→ **TASK STATEMENT**
Scan the entries below. List each line with "velocity".

→ **ENTRIES**

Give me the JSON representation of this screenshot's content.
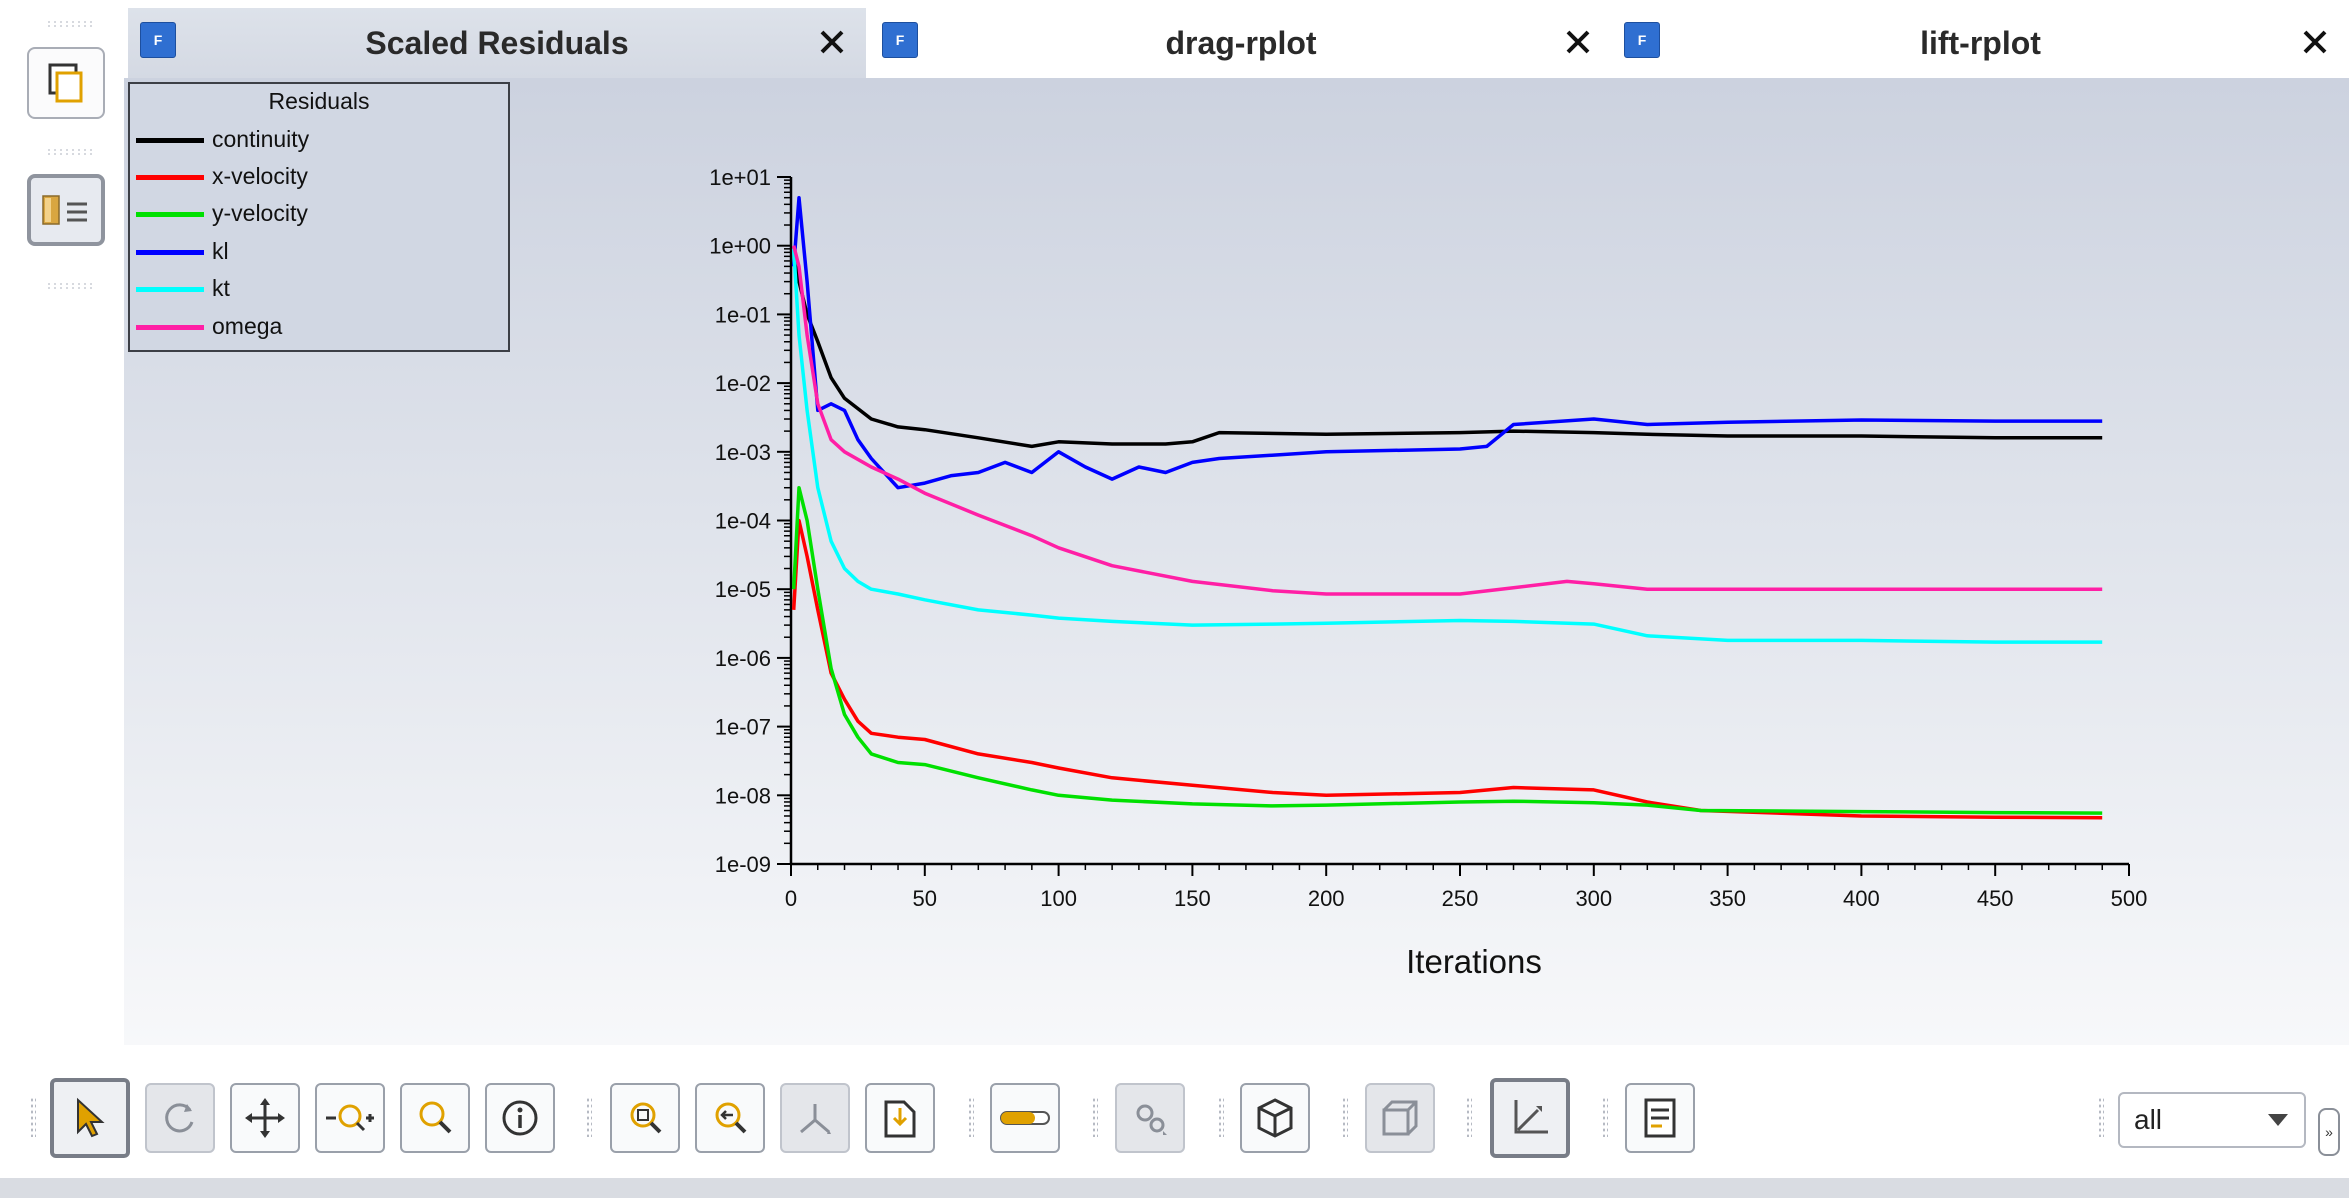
{
  "tabs": [
    {
      "title": "Scaled Residuals",
      "active": true
    },
    {
      "title": "drag-rplot",
      "active": false
    },
    {
      "title": "lift-rplot",
      "active": false
    }
  ],
  "tab_icon_letter": "F",
  "legend": {
    "title": "Residuals",
    "items": [
      {
        "label": "continuity",
        "color": "#000000"
      },
      {
        "label": "x-velocity",
        "color": "#ff0000"
      },
      {
        "label": "y-velocity",
        "color": "#00e000"
      },
      {
        "label": "kl",
        "color": "#0000ff"
      },
      {
        "label": "kt",
        "color": "#00ffff"
      },
      {
        "label": "omega",
        "color": "#ff1fa5"
      }
    ]
  },
  "toolbar": {
    "view_selector_value": "all",
    "more_label": "»"
  },
  "chart_data": {
    "type": "line",
    "title": "",
    "xlabel": "Iterations",
    "ylabel": "",
    "xlim": [
      0,
      500
    ],
    "ylim_log10": [
      -9,
      1
    ],
    "yscale": "log",
    "x_ticks": [
      0,
      50,
      100,
      150,
      200,
      250,
      300,
      350,
      400,
      450,
      500
    ],
    "y_ticks": [
      "1e-09",
      "1e-08",
      "1e-07",
      "1e-06",
      "1e-05",
      "1e-04",
      "1e-03",
      "1e-02",
      "1e-01",
      "1e+00",
      "1e+01"
    ],
    "grid": false,
    "legend_position": "top-left",
    "series": [
      {
        "name": "continuity",
        "color": "#000000",
        "x": [
          1,
          3,
          6,
          10,
          15,
          20,
          30,
          40,
          50,
          70,
          90,
          100,
          120,
          140,
          150,
          160,
          200,
          250,
          270,
          300,
          320,
          350,
          400,
          450,
          490
        ],
        "y": [
          0.9,
          0.3,
          0.1,
          0.04,
          0.012,
          0.006,
          0.003,
          0.0023,
          0.0021,
          0.0016,
          0.0012,
          0.0014,
          0.0013,
          0.0013,
          0.0014,
          0.0019,
          0.0018,
          0.0019,
          0.002,
          0.0019,
          0.0018,
          0.0017,
          0.0017,
          0.0016,
          0.0016
        ]
      },
      {
        "name": "x-velocity",
        "color": "#ff0000",
        "x": [
          1,
          3,
          6,
          10,
          15,
          20,
          25,
          30,
          40,
          50,
          70,
          90,
          100,
          120,
          150,
          180,
          200,
          250,
          270,
          300,
          320,
          340,
          400,
          450,
          490
        ],
        "y": [
          5e-06,
          0.0001,
          3e-05,
          5e-06,
          6e-07,
          2.5e-07,
          1.2e-07,
          8e-08,
          7e-08,
          6.5e-08,
          4e-08,
          3e-08,
          2.5e-08,
          1.8e-08,
          1.4e-08,
          1.1e-08,
          1e-08,
          1.1e-08,
          1.3e-08,
          1.2e-08,
          8e-09,
          6e-09,
          5e-09,
          4.8e-09,
          4.7e-09
        ]
      },
      {
        "name": "y-velocity",
        "color": "#00e000",
        "x": [
          1,
          3,
          6,
          10,
          15,
          20,
          25,
          30,
          40,
          50,
          70,
          90,
          100,
          120,
          150,
          180,
          200,
          250,
          270,
          300,
          320,
          340,
          400,
          450,
          490
        ],
        "y": [
          1e-05,
          0.0003,
          0.0001,
          1e-05,
          7e-07,
          1.5e-07,
          7e-08,
          4e-08,
          3e-08,
          2.8e-08,
          1.8e-08,
          1.2e-08,
          1e-08,
          8.5e-09,
          7.5e-09,
          7e-09,
          7.2e-09,
          8e-09,
          8.2e-09,
          7.8e-09,
          7.2e-09,
          6e-09,
          5.8e-09,
          5.6e-09,
          5.5e-09
        ]
      },
      {
        "name": "kl",
        "color": "#0000ff",
        "x": [
          1,
          3,
          6,
          10,
          15,
          20,
          25,
          30,
          40,
          50,
          60,
          70,
          80,
          90,
          100,
          110,
          120,
          130,
          140,
          150,
          160,
          200,
          250,
          260,
          270,
          300,
          320,
          350,
          400,
          450,
          490
        ],
        "y": [
          0.5,
          5,
          0.3,
          0.004,
          0.005,
          0.004,
          0.0015,
          0.0008,
          0.0003,
          0.00035,
          0.00045,
          0.0005,
          0.0007,
          0.0005,
          0.001,
          0.0006,
          0.0004,
          0.0006,
          0.0005,
          0.0007,
          0.0008,
          0.001,
          0.0011,
          0.0012,
          0.0025,
          0.003,
          0.0025,
          0.0027,
          0.0029,
          0.0028,
          0.0028
        ]
      },
      {
        "name": "kt",
        "color": "#00ffff",
        "x": [
          1,
          3,
          6,
          10,
          15,
          20,
          25,
          30,
          40,
          50,
          70,
          90,
          100,
          120,
          150,
          180,
          200,
          250,
          270,
          300,
          320,
          350,
          400,
          450,
          490
        ],
        "y": [
          0.9,
          0.05,
          0.004,
          0.0003,
          5e-05,
          2e-05,
          1.3e-05,
          1e-05,
          8.5e-06,
          7e-06,
          5e-06,
          4.2e-06,
          3.8e-06,
          3.4e-06,
          3e-06,
          3.1e-06,
          3.2e-06,
          3.5e-06,
          3.4e-06,
          3.1e-06,
          2.1e-06,
          1.8e-06,
          1.8e-06,
          1.7e-06,
          1.7e-06
        ]
      },
      {
        "name": "omega",
        "color": "#ff1fa5",
        "x": [
          1,
          3,
          6,
          10,
          15,
          20,
          30,
          40,
          50,
          70,
          90,
          100,
          120,
          150,
          180,
          200,
          250,
          270,
          290,
          300,
          320,
          350,
          400,
          450,
          490
        ],
        "y": [
          1,
          0.5,
          0.05,
          0.005,
          0.0015,
          0.001,
          0.0006,
          0.0004,
          0.00025,
          0.00012,
          6e-05,
          4e-05,
          2.2e-05,
          1.3e-05,
          9.5e-06,
          8.5e-06,
          8.5e-06,
          1.05e-05,
          1.3e-05,
          1.2e-05,
          1e-05,
          1e-05,
          1e-05,
          1e-05,
          1e-05
        ]
      }
    ]
  }
}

→ **ANSWER FOR THE TASK**
        "label": "x-velocity",
        "label": "y-velocity",
        "name": "x-velocity",
        "name": "y-velocity",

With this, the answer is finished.